| Problem description |
Render the lines of the entries below, from the line holding "k-line-13[interactable]: 13 xyxy=(736,454,751,472)" through the line holding "down-arrow-button[interactable]: v xyxy=(712,169,748,191)", inclusive, as a Markdown table with columns Row and Line. Omit blank lines.

| Supplied entries |
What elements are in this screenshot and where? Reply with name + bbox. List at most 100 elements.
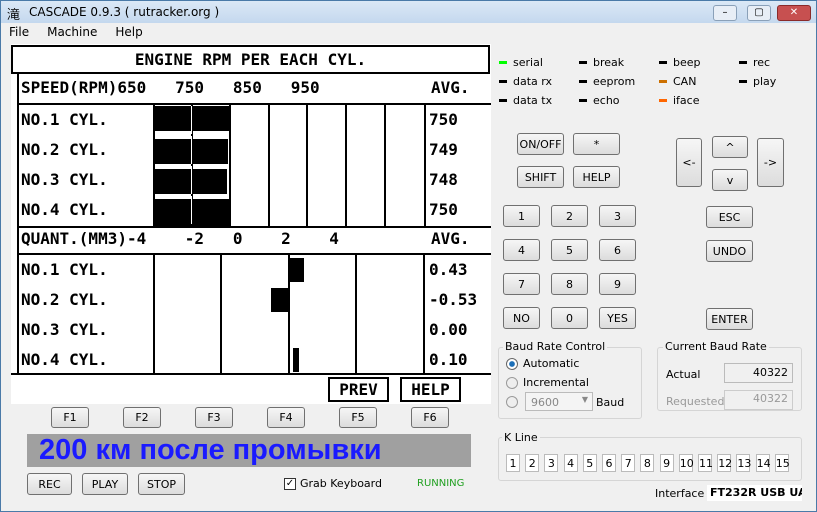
k-line-13[interactable]: 13 xyxy=(736,454,751,472)
indicator-led-icon xyxy=(659,99,667,102)
grab-keyboard-label: Grab Keyboard xyxy=(300,477,382,490)
stop-button[interactable]: STOP xyxy=(138,473,185,495)
quant-bar xyxy=(270,288,288,312)
key-yes-button[interactable]: YES xyxy=(599,307,636,329)
k-line-11[interactable]: 11 xyxy=(698,454,713,472)
esc-button[interactable]: ESC xyxy=(706,206,753,228)
indicator-led-icon xyxy=(499,61,507,64)
lcd-help-button[interactable]: HELP xyxy=(400,377,461,402)
lcd-title: ENGINE RPM PER EACH CYL. xyxy=(11,45,490,74)
k-line-3[interactable]: 3 xyxy=(544,454,559,472)
key-3-button[interactable]: 3 xyxy=(599,205,636,227)
quant-bar xyxy=(293,348,299,372)
k-line-4[interactable]: 4 xyxy=(563,454,578,472)
current-baud-title: Current Baud Rate xyxy=(663,340,769,353)
down-arrow-button[interactable]: v xyxy=(712,169,748,191)
key-2-button[interactable]: 2 xyxy=(551,205,588,227)
app-window: 滝 CASCADE 0.9.3 ( rutracker.org ) – ▢ ✕ … xyxy=(0,0,817,512)
radio-incremental-label: Incremental xyxy=(523,376,589,389)
rpm-row-label: NO.3 CYL. xyxy=(21,170,108,189)
f6-button[interactable]: F6 xyxy=(411,407,449,428)
k-line-14[interactable]: 14 xyxy=(755,454,771,472)
k-line-title: K Line xyxy=(502,431,540,444)
grid-line xyxy=(220,254,222,374)
k-line-8[interactable]: 8 xyxy=(640,454,655,472)
grid-line xyxy=(423,254,425,374)
radio-automatic-label: Automatic xyxy=(523,357,580,370)
quant-bar xyxy=(290,258,305,282)
key-9-button[interactable]: 9 xyxy=(599,273,636,295)
actual-baud-field: 40322 xyxy=(724,363,793,383)
quant-row-label: NO.3 CYL. xyxy=(21,320,108,339)
indicator-led-icon xyxy=(739,61,747,64)
shift-button[interactable]: SHIFT xyxy=(517,166,564,188)
k-line-12[interactable]: 12 xyxy=(717,454,732,472)
key-5-button[interactable]: 5 xyxy=(551,239,588,261)
lcd-prev-button[interactable]: PREV xyxy=(328,377,389,402)
k-line-1[interactable]: 1 xyxy=(506,454,520,472)
key-8-button[interactable]: 8 xyxy=(551,273,588,295)
key-0-button[interactable]: 0 xyxy=(551,307,588,329)
k-line-5[interactable]: 5 xyxy=(582,454,597,472)
radio-incremental[interactable] xyxy=(506,377,518,389)
k-line-10[interactable]: 10 xyxy=(678,454,694,472)
rpm-row-value: 750 xyxy=(429,200,458,219)
indicator-led-icon xyxy=(659,80,667,83)
rec-button[interactable]: REC xyxy=(27,473,72,495)
play-button[interactable]: PLAY xyxy=(82,473,128,495)
undo-button[interactable]: UNDO xyxy=(706,240,753,262)
baud-select[interactable]: 9600 ▼ xyxy=(525,392,593,411)
k-line-7[interactable]: 7 xyxy=(621,454,636,472)
indicator-led-icon xyxy=(579,61,587,64)
grid-line xyxy=(229,104,231,226)
quant-row-value: 0.00 xyxy=(429,320,468,339)
key-7-button[interactable]: 7 xyxy=(503,273,540,295)
menu-machine[interactable]: Machine xyxy=(47,25,97,39)
indicator-led-icon xyxy=(659,61,667,64)
minimize-button[interactable]: – xyxy=(713,5,737,21)
grab-keyboard-checkbox[interactable]: ✓ xyxy=(284,478,296,490)
maximize-button[interactable]: ▢ xyxy=(747,5,771,21)
grid-line xyxy=(424,104,426,226)
close-button[interactable]: ✕ xyxy=(777,5,811,21)
f4-button[interactable]: F4 xyxy=(267,407,305,428)
rpm-row-label: NO.4 CYL. xyxy=(21,200,108,219)
baud-group-title: Baud Rate Control xyxy=(503,340,608,353)
menu-help[interactable]: Help xyxy=(115,25,142,39)
f1-button[interactable]: F1 xyxy=(51,407,89,428)
right-arrow-button[interactable]: -> xyxy=(757,138,784,187)
left-arrow-button[interactable]: <- xyxy=(676,138,702,187)
kanji-app-icon: 滝 xyxy=(7,8,21,23)
help-key-button[interactable]: HELP xyxy=(573,166,620,188)
grid-line xyxy=(384,104,386,226)
k-line-2[interactable]: 2 xyxy=(525,454,540,472)
k-line-15[interactable]: 15 xyxy=(774,454,790,472)
key-1-button[interactable]: 1 xyxy=(503,205,540,227)
enter-button[interactable]: ENTER xyxy=(706,308,753,330)
k-line-6[interactable]: 6 xyxy=(602,454,616,472)
radio-automatic[interactable] xyxy=(506,358,518,370)
key-6-button[interactable]: 6 xyxy=(599,239,636,261)
interface-field: FT232R USB UART xyxy=(707,485,802,501)
f2-button[interactable]: F2 xyxy=(123,407,161,428)
quant-row-label: NO.2 CYL. xyxy=(21,290,108,309)
f5-button[interactable]: F5 xyxy=(339,407,377,428)
k-line-9[interactable]: 9 xyxy=(659,454,674,472)
grid-line xyxy=(268,104,270,226)
chevron-down-icon: ▼ xyxy=(581,395,588,404)
quant-row-label: NO.4 CYL. xyxy=(21,350,108,369)
f3-button[interactable]: F3 xyxy=(195,407,233,428)
onoff-button[interactable]: ON/OFF xyxy=(517,133,564,155)
quant-row-value: 0.43 xyxy=(429,260,468,279)
grid-line xyxy=(355,254,357,374)
key-4-button[interactable]: 4 xyxy=(503,239,540,261)
key-no-button[interactable]: NO xyxy=(503,307,540,329)
baud-unit-label: Baud xyxy=(596,396,625,409)
menu-file[interactable]: File xyxy=(9,25,29,39)
star-button[interactable]: * xyxy=(573,133,620,155)
radio-fixed[interactable] xyxy=(506,396,518,408)
quant-axis-header: QUANT.(MM3)-4 -2 0 2 4 xyxy=(21,229,339,248)
up-arrow-button[interactable]: ^ xyxy=(712,136,748,158)
rpm-row-label: NO.2 CYL. xyxy=(21,140,108,159)
requested-label: Requested xyxy=(666,395,725,408)
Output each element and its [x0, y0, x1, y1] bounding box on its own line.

| Solution for this task |
| Row | Line |
|---|---|
| 1 | k-line-13[interactable]: 13 xyxy=(736,454,751,472) |
| 2 | indicator-led-icon xyxy=(659,99,667,102) |
| 3 | grab-keyboard-label: Grab Keyboard xyxy=(300,477,382,490) |
| 4 | stop-button[interactable]: STOP xyxy=(138,473,185,495) |
| 5 | quant-bar xyxy=(270,288,288,312) |
| 6 | key-yes-button[interactable]: YES xyxy=(599,307,636,329) |
| 7 | k-line-11[interactable]: 11 xyxy=(698,454,713,472) |
| 8 | esc-button[interactable]: ESC xyxy=(706,206,753,228) |
| 9 | indicator-led-icon xyxy=(499,61,507,64) |
| 10 | lcd-help-button[interactable]: HELP xyxy=(400,377,461,402) |
| 11 | lcd-title: ENGINE RPM PER EACH CYL. xyxy=(11,45,490,74) |
| 12 | k-line-3[interactable]: 3 xyxy=(544,454,559,472) |
| 13 | key-3-button[interactable]: 3 xyxy=(599,205,636,227) |
| 14 | quant-bar xyxy=(293,348,299,372) |
| 15 | k-line-4[interactable]: 4 xyxy=(563,454,578,472) |
| 16 | current-baud-title: Current Baud Rate xyxy=(663,340,769,353) |
| 17 | down-arrow-button[interactable]: v xyxy=(712,169,748,191) |